Start SUPPLIED INFORMATION

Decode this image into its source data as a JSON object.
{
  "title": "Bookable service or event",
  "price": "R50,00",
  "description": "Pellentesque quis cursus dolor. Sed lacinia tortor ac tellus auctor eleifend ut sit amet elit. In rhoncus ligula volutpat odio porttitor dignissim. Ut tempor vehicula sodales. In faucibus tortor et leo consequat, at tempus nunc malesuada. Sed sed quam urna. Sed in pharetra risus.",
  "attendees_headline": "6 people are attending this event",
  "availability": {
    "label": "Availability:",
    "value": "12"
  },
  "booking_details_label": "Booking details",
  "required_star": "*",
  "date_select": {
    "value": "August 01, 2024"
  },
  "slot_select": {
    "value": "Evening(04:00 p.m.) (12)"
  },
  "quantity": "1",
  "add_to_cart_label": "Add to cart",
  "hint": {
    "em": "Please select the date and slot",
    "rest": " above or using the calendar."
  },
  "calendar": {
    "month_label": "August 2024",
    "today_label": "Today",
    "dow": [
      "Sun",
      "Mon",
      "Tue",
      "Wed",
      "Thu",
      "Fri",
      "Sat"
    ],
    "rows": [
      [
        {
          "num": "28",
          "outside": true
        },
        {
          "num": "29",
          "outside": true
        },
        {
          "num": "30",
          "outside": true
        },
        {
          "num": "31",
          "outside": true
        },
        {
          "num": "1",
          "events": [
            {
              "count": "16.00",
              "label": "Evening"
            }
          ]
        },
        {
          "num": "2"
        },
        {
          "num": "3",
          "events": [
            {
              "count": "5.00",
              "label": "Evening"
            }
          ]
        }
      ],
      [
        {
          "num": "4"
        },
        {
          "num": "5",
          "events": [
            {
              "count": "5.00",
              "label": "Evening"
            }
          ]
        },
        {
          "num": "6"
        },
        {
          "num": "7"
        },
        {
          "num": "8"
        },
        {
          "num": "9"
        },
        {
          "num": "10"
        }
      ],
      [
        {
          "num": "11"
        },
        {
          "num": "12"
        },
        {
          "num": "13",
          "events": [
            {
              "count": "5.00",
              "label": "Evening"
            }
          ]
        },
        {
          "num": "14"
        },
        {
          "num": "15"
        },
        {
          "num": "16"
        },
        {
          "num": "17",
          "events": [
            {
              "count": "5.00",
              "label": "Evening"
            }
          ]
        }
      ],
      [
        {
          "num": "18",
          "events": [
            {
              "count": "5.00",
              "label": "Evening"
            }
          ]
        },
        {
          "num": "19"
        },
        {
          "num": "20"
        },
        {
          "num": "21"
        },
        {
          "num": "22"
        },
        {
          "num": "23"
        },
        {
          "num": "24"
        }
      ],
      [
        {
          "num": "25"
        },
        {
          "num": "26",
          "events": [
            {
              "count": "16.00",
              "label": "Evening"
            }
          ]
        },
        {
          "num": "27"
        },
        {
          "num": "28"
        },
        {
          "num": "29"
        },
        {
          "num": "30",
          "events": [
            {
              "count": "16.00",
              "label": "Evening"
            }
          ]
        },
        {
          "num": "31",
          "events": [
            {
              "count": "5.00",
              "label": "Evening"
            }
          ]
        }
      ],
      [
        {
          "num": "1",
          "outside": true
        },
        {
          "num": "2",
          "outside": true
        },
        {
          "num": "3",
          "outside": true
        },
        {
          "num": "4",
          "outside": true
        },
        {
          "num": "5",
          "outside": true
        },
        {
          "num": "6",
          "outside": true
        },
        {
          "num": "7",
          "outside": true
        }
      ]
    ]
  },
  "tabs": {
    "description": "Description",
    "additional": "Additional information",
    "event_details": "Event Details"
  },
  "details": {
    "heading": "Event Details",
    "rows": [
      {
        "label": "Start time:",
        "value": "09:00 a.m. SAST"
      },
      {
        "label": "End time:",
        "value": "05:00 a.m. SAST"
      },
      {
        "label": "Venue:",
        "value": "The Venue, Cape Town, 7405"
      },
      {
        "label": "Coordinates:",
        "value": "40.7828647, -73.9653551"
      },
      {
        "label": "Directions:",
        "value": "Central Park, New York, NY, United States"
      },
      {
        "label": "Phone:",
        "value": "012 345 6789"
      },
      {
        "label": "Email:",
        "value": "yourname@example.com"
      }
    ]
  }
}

End SUPPLIED INFORMATION

Return all of the entries word for word.

Decode this image into its source data as a JSON object.
{
  "title": "Bookable service or event",
  "price": "R50,00",
  "description": "Pellentesque quis cursus dolor. Sed lacinia tortor ac tellus auctor eleifend ut sit amet elit. In rhoncus ligula volutpat odio porttitor dignissim. Ut tempor vehicula sodales. In faucibus tortor et leo consequat, at tempus nunc malesuada. Sed sed quam urna. Sed in pharetra risus.",
  "attendees_headline": "6 people are attending this event",
  "availability": {
    "label": "Availability:",
    "value": "12"
  },
  "booking_details_label": "Booking details",
  "required_star": "*",
  "date_select": {
    "value": "August 01, 2024"
  },
  "slot_select": {
    "value": "Evening(04:00 p.m.) (12)"
  },
  "quantity": "1",
  "add_to_cart_label": "Add to cart",
  "hint": {
    "em": "Please select the date and slot",
    "rest": " above or using the calendar."
  },
  "calendar": {
    "month_label": "August 2024",
    "today_label": "Today",
    "dow": [
      "Sun",
      "Mon",
      "Tue",
      "Wed",
      "Thu",
      "Fri",
      "Sat"
    ],
    "rows": [
      [
        {
          "num": "28",
          "outside": true
        },
        {
          "num": "29",
          "outside": true
        },
        {
          "num": "30",
          "outside": true
        },
        {
          "num": "31",
          "outside": true
        },
        {
          "num": "1",
          "events": [
            {
              "count": "16.00",
              "label": "Evening"
            }
          ]
        },
        {
          "num": "2"
        },
        {
          "num": "3",
          "events": [
            {
              "count": "5.00",
              "label": "Evening"
            }
          ]
        }
      ],
      [
        {
          "num": "4"
        },
        {
          "num": "5",
          "events": [
            {
              "count": "5.00",
              "label": "Evening"
            }
          ]
        },
        {
          "num": "6"
        },
        {
          "num": "7"
        },
        {
          "num": "8"
        },
        {
          "num": "9"
        },
        {
          "num": "10"
        }
      ],
      [
        {
          "num": "11"
        },
        {
          "num": "12"
        },
        {
          "num": "13",
          "events": [
            {
              "count": "5.00",
              "label": "Evening"
            }
          ]
        },
        {
          "num": "14"
        },
        {
          "num": "15"
        },
        {
          "num": "16"
        },
        {
          "num": "17",
          "events": [
            {
              "count": "5.00",
              "label": "Evening"
            }
          ]
        }
      ],
      [
        {
          "num": "18",
          "events": [
            {
              "count": "5.00",
              "label": "Evening"
            }
          ]
        },
        {
          "num": "19"
        },
        {
          "num": "20"
        },
        {
          "num": "21"
        },
        {
          "num": "22"
        },
        {
          "num": "23"
        },
        {
          "num": "24"
        }
      ],
      [
        {
          "num": "25"
        },
        {
          "num": "26",
          "events": [
            {
              "count": "16.00",
              "label": "Evening"
            }
          ]
        },
        {
          "num": "27"
        },
        {
          "num": "28"
        },
        {
          "num": "29"
        },
        {
          "num": "30",
          "events": [
            {
              "count": "16.00",
              "label": "Evening"
            }
          ]
        },
        {
          "num": "31",
          "events": [
            {
              "count": "5.00",
              "label": "Evening"
            }
          ]
        }
      ],
      [
        {
          "num": "1",
          "outside": true
        },
        {
          "num": "2",
          "outside": true
        },
        {
          "num": "3",
          "outside": true
        },
        {
          "num": "4",
          "outside": true
        },
        {
          "num": "5",
          "outside": true
        },
        {
          "num": "6",
          "outside": true
        },
        {
          "num": "7",
          "outside": true
        }
      ]
    ]
  },
  "tabs": {
    "description": "Description",
    "additional": "Additional information",
    "event_details": "Event Details"
  },
  "details": {
    "heading": "Event Details",
    "rows": [
      {
        "label": "Start time:",
        "value": "09:00 a.m. SAST"
      },
      {
        "label": "End time:",
        "value": "05:00 a.m. SAST"
      },
      {
        "label": "Venue:",
        "value": "The Venue, Cape Town, 7405"
      },
      {
        "label": "Coordinates:",
        "value": "40.7828647, -73.9653551"
      },
      {
        "label": "Directions:",
        "value": "Central Park, New York, NY, United States"
      },
      {
        "label": "Phone:",
        "value": "012 345 6789"
      },
      {
        "label": "Email:",
        "value": "yourname@example.com"
      }
    ]
  }
}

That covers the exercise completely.